# What is needed
Here are some entries; quote each one exactly.

# Records from a dataset
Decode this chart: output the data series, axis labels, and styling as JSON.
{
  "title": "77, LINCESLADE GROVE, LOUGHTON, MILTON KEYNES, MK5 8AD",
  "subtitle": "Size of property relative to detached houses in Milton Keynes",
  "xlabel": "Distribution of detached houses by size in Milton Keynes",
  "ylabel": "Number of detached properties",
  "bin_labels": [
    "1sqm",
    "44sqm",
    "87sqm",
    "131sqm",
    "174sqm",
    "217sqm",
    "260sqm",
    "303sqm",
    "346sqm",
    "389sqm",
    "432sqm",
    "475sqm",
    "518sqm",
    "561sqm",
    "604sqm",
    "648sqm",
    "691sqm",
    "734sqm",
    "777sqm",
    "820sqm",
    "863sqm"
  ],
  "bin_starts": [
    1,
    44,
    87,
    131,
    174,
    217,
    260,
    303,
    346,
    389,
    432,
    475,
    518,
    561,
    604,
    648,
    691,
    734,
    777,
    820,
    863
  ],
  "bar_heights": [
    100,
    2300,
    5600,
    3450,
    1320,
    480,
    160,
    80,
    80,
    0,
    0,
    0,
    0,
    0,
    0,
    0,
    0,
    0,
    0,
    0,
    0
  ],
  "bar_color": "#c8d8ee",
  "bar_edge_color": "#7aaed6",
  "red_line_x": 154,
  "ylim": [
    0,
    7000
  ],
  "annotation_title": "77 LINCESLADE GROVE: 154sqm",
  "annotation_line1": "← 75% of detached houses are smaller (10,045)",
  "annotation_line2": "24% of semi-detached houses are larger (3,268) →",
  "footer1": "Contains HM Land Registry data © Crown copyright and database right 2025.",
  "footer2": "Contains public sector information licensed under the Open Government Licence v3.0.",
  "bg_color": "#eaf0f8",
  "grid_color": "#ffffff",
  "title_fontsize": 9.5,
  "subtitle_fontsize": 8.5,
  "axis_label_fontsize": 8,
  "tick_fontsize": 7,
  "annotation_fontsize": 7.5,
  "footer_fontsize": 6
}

# Written answer
Decode this chart: output the data series, axis labels, and styling as JSON.
{
  "title": "77, LINCESLADE GROVE, LOUGHTON, MILTON KEYNES, MK5 8AD",
  "subtitle": "Size of property relative to detached houses in Milton Keynes",
  "xlabel": "Distribution of detached houses by size in Milton Keynes",
  "ylabel": "Number of detached properties",
  "bin_labels": [
    "1sqm",
    "44sqm",
    "87sqm",
    "131sqm",
    "174sqm",
    "217sqm",
    "260sqm",
    "303sqm",
    "346sqm",
    "389sqm",
    "432sqm",
    "475sqm",
    "518sqm",
    "561sqm",
    "604sqm",
    "648sqm",
    "691sqm",
    "734sqm",
    "777sqm",
    "820sqm",
    "863sqm"
  ],
  "bin_starts": [
    1,
    44,
    87,
    131,
    174,
    217,
    260,
    303,
    346,
    389,
    432,
    475,
    518,
    561,
    604,
    648,
    691,
    734,
    777,
    820,
    863
  ],
  "bar_heights": [
    100,
    2300,
    5600,
    3450,
    1320,
    480,
    160,
    80,
    80,
    0,
    0,
    0,
    0,
    0,
    0,
    0,
    0,
    0,
    0,
    0,
    0
  ],
  "bar_color": "#c8d8ee",
  "bar_edge_color": "#7aaed6",
  "red_line_x": 154,
  "ylim": [
    0,
    7000
  ],
  "annotation_title": "77 LINCESLADE GROVE: 154sqm",
  "annotation_line1": "← 75% of detached houses are smaller (10,045)",
  "annotation_line2": "24% of semi-detached houses are larger (3,268) →",
  "footer1": "Contains HM Land Registry data © Crown copyright and database right 2025.",
  "footer2": "Contains public sector information licensed under the Open Government Licence v3.0.",
  "bg_color": "#eaf0f8",
  "grid_color": "#ffffff",
  "title_fontsize": 9.5,
  "subtitle_fontsize": 8.5,
  "axis_label_fontsize": 8,
  "tick_fontsize": 7,
  "annotation_fontsize": 7.5,
  "footer_fontsize": 6
}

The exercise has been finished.